_Problem to solve_: Extract the whole listing as it stands. Do not include the pictures.

[Dataset items]
──────

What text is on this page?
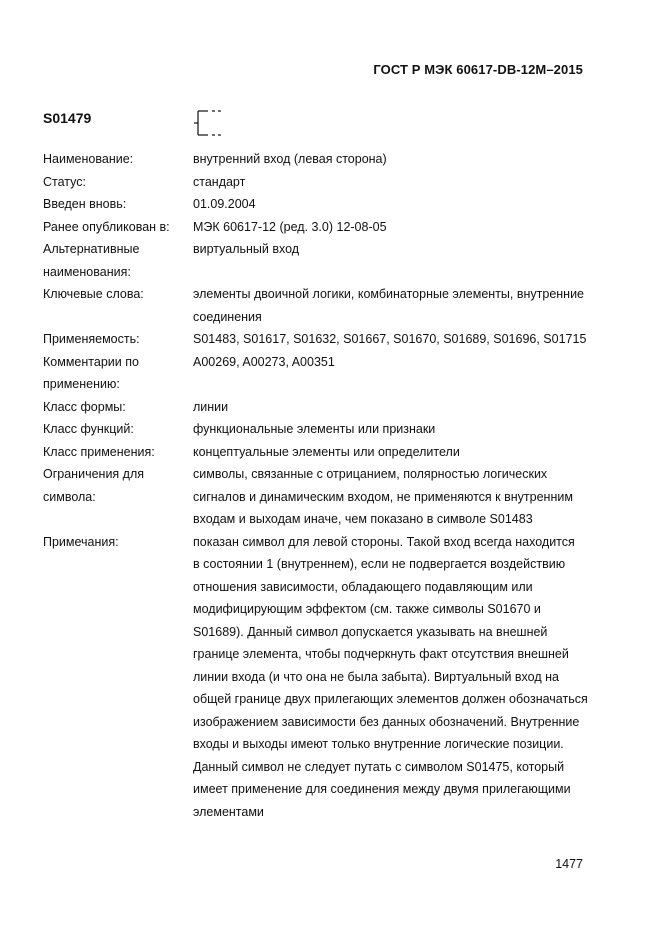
ГОСТ Р МЭК 60617-DB-12M–2015
S01479
Наименование:	внутренний вход (левая сторона)
Статус:	стандарт
Введен вновь:	01.09.2004
Ранее опубликован в:	МЭК 60617-12 (ред. 3.0) 12-08-05
Альтернативные
наименования:
виртуальный вход
Ключевые слова:	элементы двоичной логики, комбинаторные элементы, внутренние
соединения
Применяемость:	S01483, S01617, S01632, S01667, S01670, S01689, S01696, S01715
Комментарии по
применению:
A00269, A00273, A00351
Класс формы:	линии
Класс функций:	функциональные элементы или признаки
Класс применения:	концептуальные элементы или определители
Ограничения для
символа:
символы, связанные с отрицанием, полярностью логических
сигналов и динамическим входом, не применяются к внутренним
входам и выходам иначе, чем показано в символе S01483
Примечания:	показан символ для левой стороны. Такой вход всегда находится
в состоянии 1 (внутреннем), если не подвергается воздействию
отношения зависимости, обладающего подавляющим или
модифицирующим эффектом (см. также символы S01670 и
S01689). Данный символ допускается указывать на внешней
границе элемента, чтобы подчеркнуть факт отсутствия внешней
линии входа (и что она не была забыта). Виртуальный вход на
общей границе двух прилегающих элементов должен обозначаться
изображением зависимости без данных обозначений. Внутренние
входы и выходы имеют только внутренние логические позиции.
Данный символ не следует путать с символом S01475, который
имеет применение для соединения между двумя прилегающими
элементами
1477
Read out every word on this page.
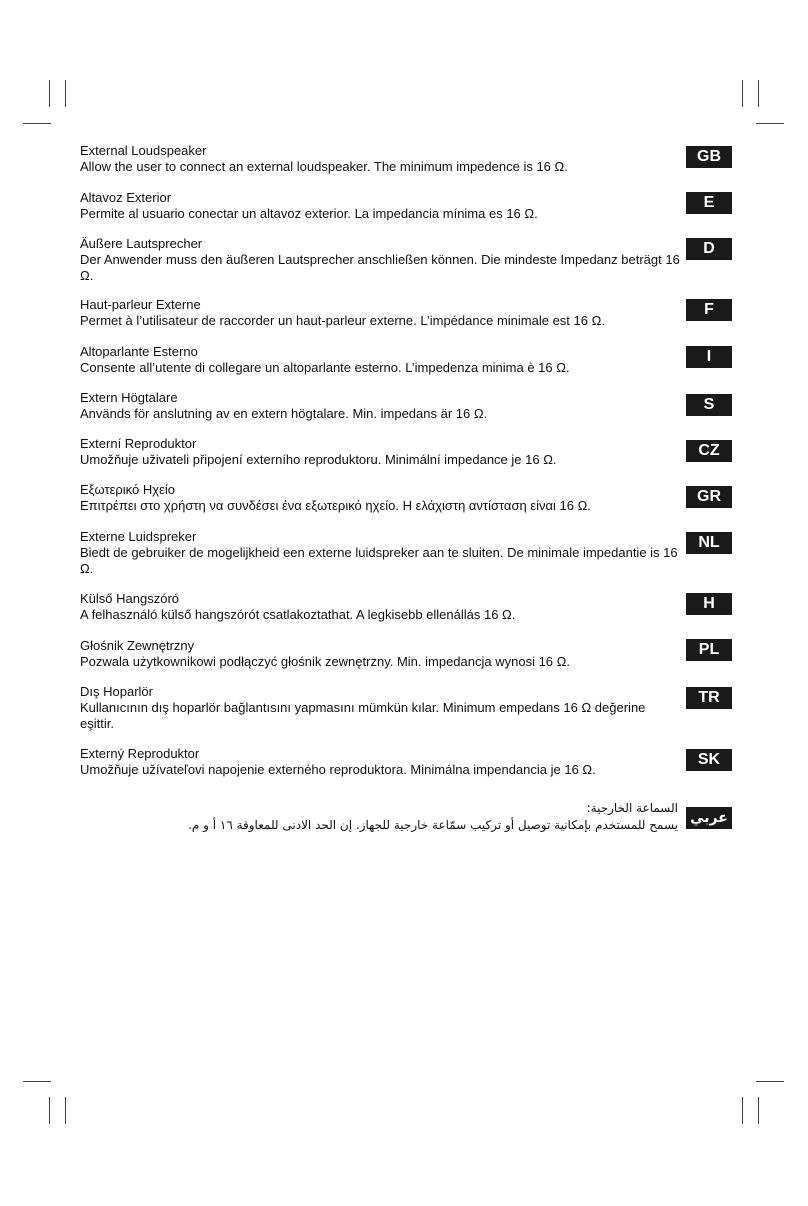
External Loudspeaker

Allow the user to connect an external loudspeaker. The minimum impedence is 16 Ω.

GB

Altavoz Exterior

Permite al usuario conectar un altavoz exterior. La impedancia mínima es 16 Ω.

E

Äußere Lautsprecher

Der Anwender muss den äußeren Lautsprecher anschließen können. Die mindeste Impedanz beträgt 16 Ω.

D

Haut-parleur Externe

Permet à l’utilisateur de raccorder un haut-parleur externe. L’impédance minimale est 16 Ω.

F

Altoparlante Esterno

Consente all’utente di collegare un altoparlante esterno. L’impedenza minima è 16 Ω.

I

Extern Högtalare

Används för anslutning av en extern högtalare. Min. impedans är 16 Ω.

S

Externí Reproduktor

Umožňuje uživateli připojení externího reproduktoru. Minimální impedance je 16 Ω.

CZ

Εξωτερικό Ηχείο

Επιτρέπει στο χρήστη να συνδέσει ένα εξωτερικό ηχείο. Η ελάχιστη αντίσταση είναι 16 Ω.

GR

Externe Luidspreker

Biedt de gebruiker de mogelijkheid een externe luidspreker aan te sluiten. De minimale impedantie is 16 Ω.

NL

Külső Hangszóró

A felhasználó külső hangszórót csatlakoztathat. A legkisebb ellenállás 16 Ω.

H

Głośnik Zewnętrzny

Pozwala użytkownikowi podłączyć głośnik zewnętrzny. Min. impedancja wynosi 16 Ω.

PL

Dış Hoparlör

Kullanıcının dış hoparlör bağlantısını yapmasını mümkün kılar. Minimum empedans 16 Ω değerine eşittir.

TR

Externý Reproduktor

Umožňuje užívateľovi napojenie externého reproduktora. Minimálna impendancia je 16 Ω.

SK

السماعة الخارجية:

يسمح للمستخدم بإمكانية توصيل أو تركيب سمّاعة خارجية للجهاز. إن الحد الادنى للمعاوقة ١٦ أ و م. عربي
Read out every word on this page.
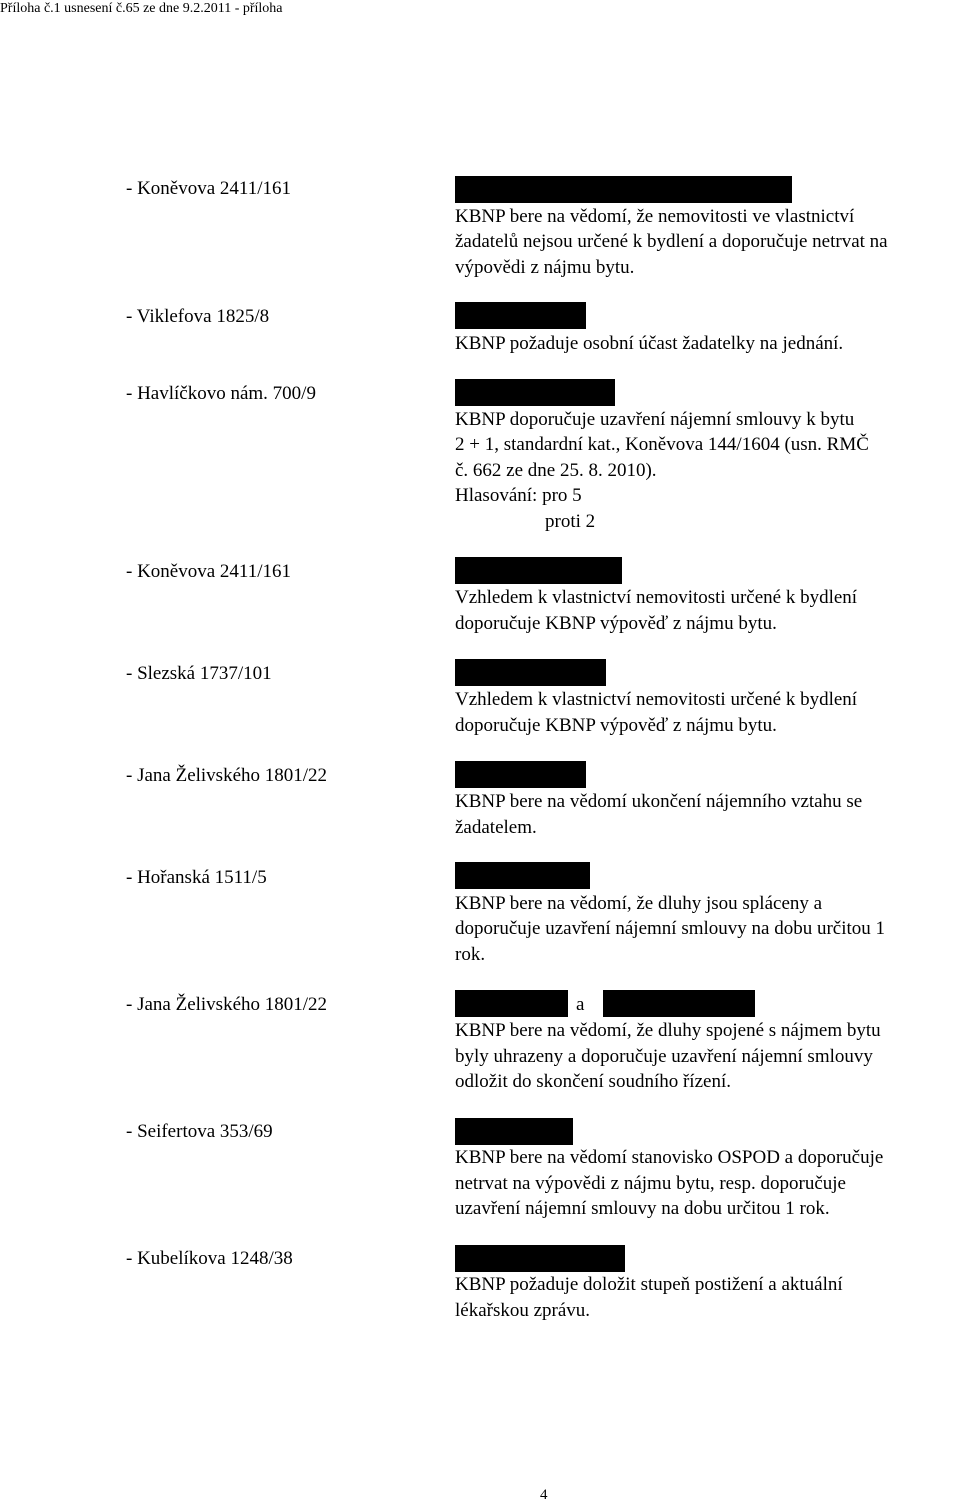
Příloha č.1 usnesení č.65 ze dne 9.2.2011 - příloha
- Koněvova 2411/161
KBNP bere na vědomí, že nemovitosti ve vlastnictví
žadatelů nejsou určené k bydlení a doporučuje netrvat na
výpovědi z nájmu bytu.
- Viklefova 1825/8
KBNP požaduje osobní účast žadatelky na jednání.
- Havlíčkovo nám. 700/9
KBNP doporučuje uzavření nájemní smlouvy k bytu
2 + 1, standardní kat., Koněvova 144/1604 (usn. RMČ
č. 662 ze dne 25. 8. 2010).
Hlasování: pro 5
proti 2
- Koněvova 2411/161
Vzhledem k vlastnictví nemovitosti určené k bydlení
doporučuje KBNP výpověď z nájmu bytu.
- Slezská 1737/101
Vzhledem k vlastnictví nemovitosti určené k bydlení
doporučuje KBNP výpověď z nájmu bytu.
- Jana Želivského 1801/22
KBNP bere na vědomí ukončení nájemního vztahu se
žadatelem.
- Hořanská 1511/5
KBNP bere na vědomí, že dluhy jsou spláceny a
doporučuje uzavření nájemní smlouvy na dobu určitou 1
rok.
- Jana Želivského 1801/22	a
KBNP bere na vědomí, že dluhy spojené s nájmem bytu
byly uhrazeny a doporučuje uzavření nájemní smlouvy
odložit do skončení soudního řízení.
- Seifertova 353/69
KBNP bere na vědomí stanovisko OSPOD a doporučuje
netrvat na výpovědi z nájmu bytu, resp. doporučuje
uzavření nájemní smlouvy na dobu určitou 1 rok.
- Kubelíkova 1248/38
KBNP požaduje doložit stupeň postižení a aktuální
lékařskou zprávu.
4
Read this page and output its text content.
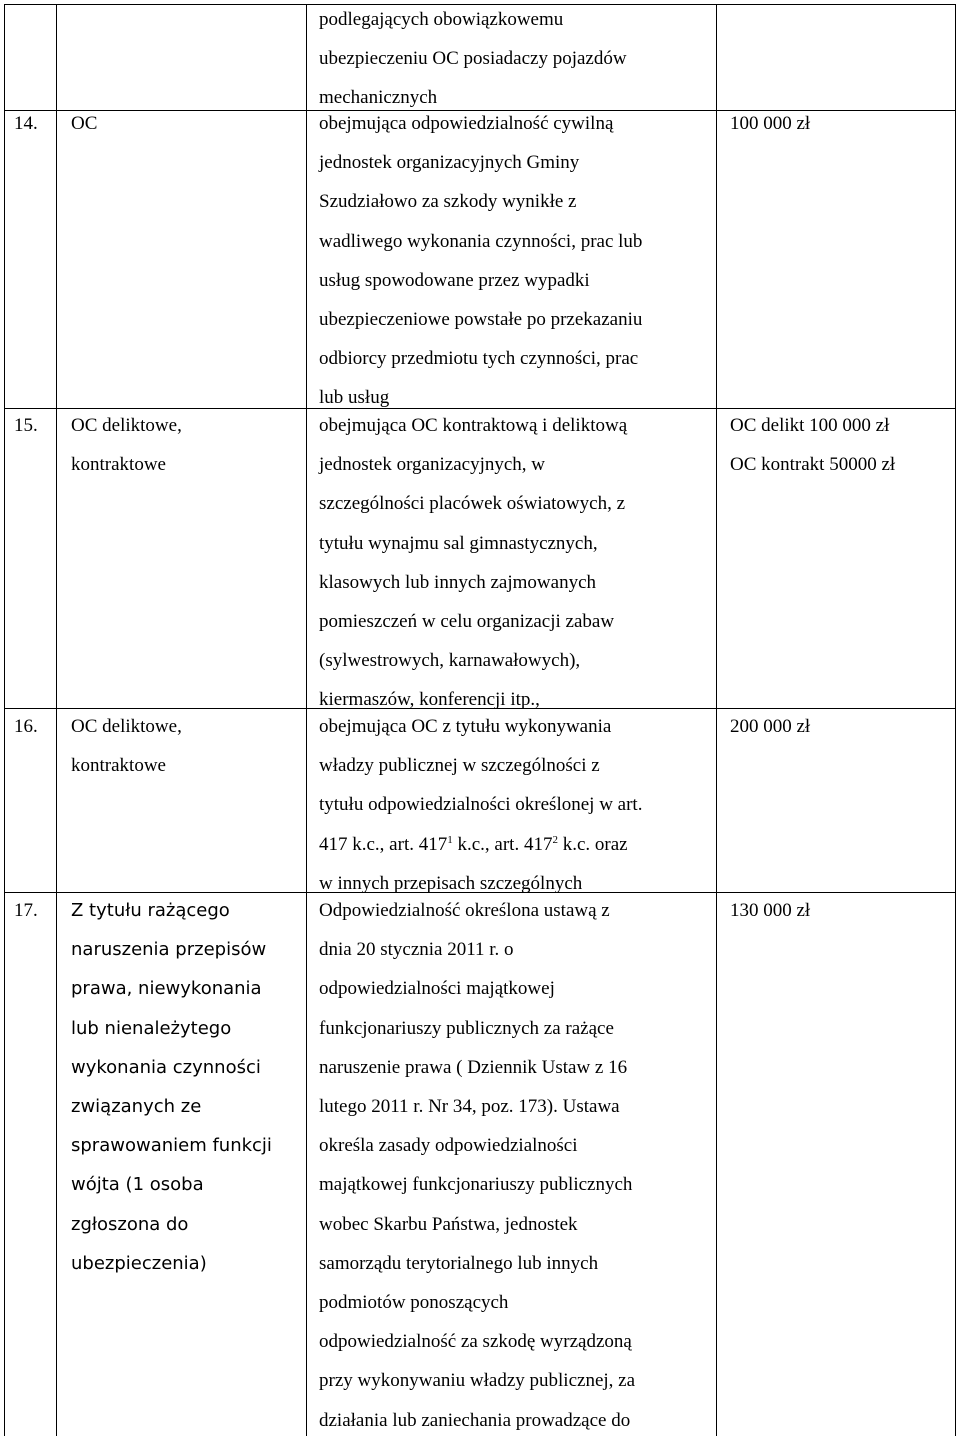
podlegających obowiązkowemu
ubezpieczeniu OC posiadaczy pojazdów
mechanicznych
14. OC	obejmująca odpowiedzialność cywilną
jednostek organizacyjnych Gminy
Szudziałowo za szkody wynikłe z
wadliwego wykonania czynności, prac lub
usług spowodowane przez wypadki
ubezpieczeniowe powstałe po przekazaniu
odbiorcy przedmiotu tych czynności, prac
lub usług
100 000 zł
15. OC deliktowe,
kontraktowe
obejmująca OC kontraktową i deliktową
jednostek organizacyjnych, w
szczególności placówek oświatowych, z
tytułu wynajmu sal gimnastycznych,
klasowych lub innych zajmowanych
pomieszczeń w celu organizacji zabaw
(sylwestrowych, karnawałowych),
kiermaszów, konferencji itp.,
OC delikt 100 000 zł
OC kontrakt 50000 zł
16. OC deliktowe,
kontraktowe
obejmująca OC z tytułu wykonywania
władzy publicznej w szczególności z
tytułu odpowiedzialności określonej w art.
417 k.c., art. $417^1$ k.c., art. $417^2$ k.c. oraz
w innych przepisach szczególnych
200 000 zł
17. Z tytułu rażącego
naruszenia przepisów
prawa, niewykonania
lub nienależytego
wykonania czynności
związanych ze
sprawowaniem funkcji
wójta (1 osoba
zgłoszona do
ubezpieczenia)
Odpowiedzialność określona ustawą z
dnia 20 stycznia 2011 r. o
odpowiedzialności majątkowej
funkcjonariuszy publicznych za rażące
naruszenie prawa ( Dziennik Ustaw z 16
lutego 2011 r. Nr 34, poz. 173). Ustawa
określa zasady odpowiedzialności
majątkowej funkcjonariuszy publicznych
wobec Skarbu Państwa, jednostek
samorządu terytorialnego lub innych
podmiotów ponoszących
odpowiedzialność za szkodę wyrządzoną
przy wykonywaniu władzy publicznej, za
działania lub zaniechania prowadzące do
130 000 zł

──────

_Correct output_:
What text is on this page?
ГОСТ Р МЭК 60617-DB-12M–2015
S01479
Наименование:	внутренний вход (левая сторона)
Статус:	стандарт
Введен вновь:	01.09.2004
Ранее опубликован в:	МЭК 60617-12 (ред. 3.0) 12-08-05
Альтернативные
наименования:
виртуальный вход
Ключевые слова:	элементы двоичной логики, комбинаторные элементы, внутренние
соединения
Применяемость:	S01483, S01617, S01632, S01667, S01670, S01689, S01696, S01715
Комментарии по
применению:
A00269, A00273, A00351
Класс формы:	линии
Класс функций:	функциональные элементы или признаки
Класс применения:	концептуальные элементы или определители
Ограничения для
символа:
символы, связанные с отрицанием, полярностью логических
сигналов и динамическим входом, не применяются к внутренним
входам и выходам иначе, чем показано в символе S01483
Примечания:	показан символ для левой стороны. Такой вход всегда находится
в состоянии 1 (внутреннем), если не подвергается воздействию
отношения зависимости, обладающего подавляющим или
модифицирующим эффектом (см. также символы S01670 и
S01689). Данный символ допускается указывать на внешней
границе элемента, чтобы подчеркнуть факт отсутствия внешней
линии входа (и что она не была забыта). Виртуальный вход на
общей границе двух прилегающих элементов должен обозначаться
изображением зависимости без данных обозначений. Внутренние
входы и выходы имеют только внутренние логические позиции.
Данный символ не следует путать с символом S01475, который
имеет применение для соединения между двумя прилегающими
элементами
1477
Read out every word on this page.
External Loudspeaker

Allow the user to connect an external loudspeaker. The minimum impedence is 16 Ω.

GB

Altavoz Exterior

Permite al usuario conectar un altavoz exterior. La impedancia mínima es 16 Ω.

E

Äußere Lautsprecher

Der Anwender muss den äußeren Lautsprecher anschließen können. Die mindeste Impedanz beträgt 16 Ω.

D

Haut-parleur Externe

Permet à l’utilisateur de raccorder un haut-parleur externe. L’impédance minimale est 16 Ω.

F

Altoparlante Esterno

Consente all’utente di collegare un altoparlante esterno. L’impedenza minima è 16 Ω.

I

Extern Högtalare

Används för anslutning av en extern högtalare. Min. impedans är 16 Ω.

S

Externí Reproduktor

Umožňuje uživateli připojení externího reproduktoru. Minimální impedance je 16 Ω.

CZ

Εξωτερικό Ηχείο

Επιτρέπει στο χρήστη να συνδέσει ένα εξωτερικό ηχείο. Η ελάχιστη αντίσταση είναι 16 Ω.

GR

Externe Luidspreker

Biedt de gebruiker de mogelijkheid een externe luidspreker aan te sluiten. De minimale impedantie is 16 Ω.

NL

Külső Hangszóró

A felhasználó külső hangszórót csatlakoztathat. A legkisebb ellenállás 16 Ω.

H

Głośnik Zewnętrzny

Pozwala użytkownikowi podłączyć głośnik zewnętrzny. Min. impedancja wynosi 16 Ω.

PL

Dış Hoparlör

Kullanıcının dış hoparlör bağlantısını yapmasını mümkün kılar. Minimum empedans 16 Ω değerine eşittir.

TR

Externý Reproduktor

Umožňuje užívateľovi napojenie externého reproduktora. Minimálna impendancia je 16 Ω.

SK

السماعة الخارجية:

يسمح للمستخدم بإمكانية توصيل أو تركيب سمّاعة خارجية للجهاز. إن الحد الادنى للمعاوقة ١٦ أ و م. عربي
Read out every word on this page.
Příloha č.1 usnesení č.65 ze dne 9.2.2011 - příloha
- Koněvova 2411/161
KBNP bere na vědomí, že nemovitosti ve vlastnictví
žadatelů nejsou určené k bydlení a doporučuje netrvat na
výpovědi z nájmu bytu.
- Viklefova 1825/8
KBNP požaduje osobní účast žadatelky na jednání.
- Havlíčkovo nám. 700/9
KBNP doporučuje uzavření nájemní smlouvy k bytu
2 + 1, standardní kat., Koněvova 144/1604 (usn. RMČ
č. 662 ze dne 25. 8. 2010).
Hlasování: pro 5
proti 2
- Koněvova 2411/161
Vzhledem k vlastnictví nemovitosti určené k bydlení
doporučuje KBNP výpověď z nájmu bytu.
- Slezská 1737/101
Vzhledem k vlastnictví nemovitosti určené k bydlení
doporučuje KBNP výpověď z nájmu bytu.
- Jana Želivského 1801/22
KBNP bere na vědomí ukončení nájemního vztahu se
žadatelem.
- Hořanská 1511/5
KBNP bere na vědomí, že dluhy jsou spláceny a
doporučuje uzavření nájemní smlouvy na dobu určitou 1
rok.
- Jana Želivského 1801/22	a
KBNP bere na vědomí, že dluhy spojené s nájmem bytu
byly uhrazeny a doporučuje uzavření nájemní smlouvy
odložit do skončení soudního řízení.
- Seifertova 353/69
KBNP bere na vědomí stanovisko OSPOD a doporučuje
netrvat na výpovědi z nájmu bytu, resp. doporučuje
uzavření nájemní smlouvy na dobu určitou 1 rok.
- Kubelíkova 1248/38
KBNP požaduje doložit stupeň postižení a aktuální
lékařskou zprávu.
4
Read this page and output its text content.
podlegających obowiązkowemu
ubezpieczeniu OC posiadaczy pojazdów
mechanicznych
14. OC	obejmująca odpowiedzialność cywilną
jednostek organizacyjnych Gminy
Szudziałowo za szkody wynikłe z
wadliwego wykonania czynności, prac lub
usług spowodowane przez wypadki
ubezpieczeniowe powstałe po przekazaniu
odbiorcy przedmiotu tych czynności, prac
lub usług
100 000 zł
15. OC deliktowe,
kontraktowe
obejmująca OC kontraktową i deliktową
jednostek organizacyjnych, w
szczególności placówek oświatowych, z
tytułu wynajmu sal gimnastycznych,
klasowych lub innych zajmowanych
pomieszczeń w celu organizacji zabaw
(sylwestrowych, karnawałowych),
kiermaszów, konferencji itp.,
OC delikt 100 000 zł
OC kontrakt 50000 zł
16. OC deliktowe,
kontraktowe
obejmująca OC z tytułu wykonywania
władzy publicznej w szczególności z
tytułu odpowiedzialności określonej w art.
417 k.c., art. $417^1$ k.c., art. $417^2$ k.c. oraz
w innych przepisach szczególnych
200 000 zł
17. Z tytułu rażącego
naruszenia przepisów
prawa, niewykonania
lub nienależytego
wykonania czynności
związanych ze
sprawowaniem funkcji
wójta (1 osoba
zgłoszona do
ubezpieczenia)
Odpowiedzialność określona ustawą z
dnia 20 stycznia 2011 r. o
odpowiedzialności majątkowej
funkcjonariuszy publicznych za rażące
naruszenie prawa ( Dziennik Ustaw z 16
lutego 2011 r. Nr 34, poz. 173). Ustawa
określa zasady odpowiedzialności
majątkowej funkcjonariuszy publicznych
wobec Skarbu Państwa, jednostek
samorządu terytorialnego lub innych
podmiotów ponoszących
odpowiedzialność za szkodę wyrządzoną
przy wykonywaniu władzy publicznej, za
działania lub zaniechania prowadzące do
130 000 zł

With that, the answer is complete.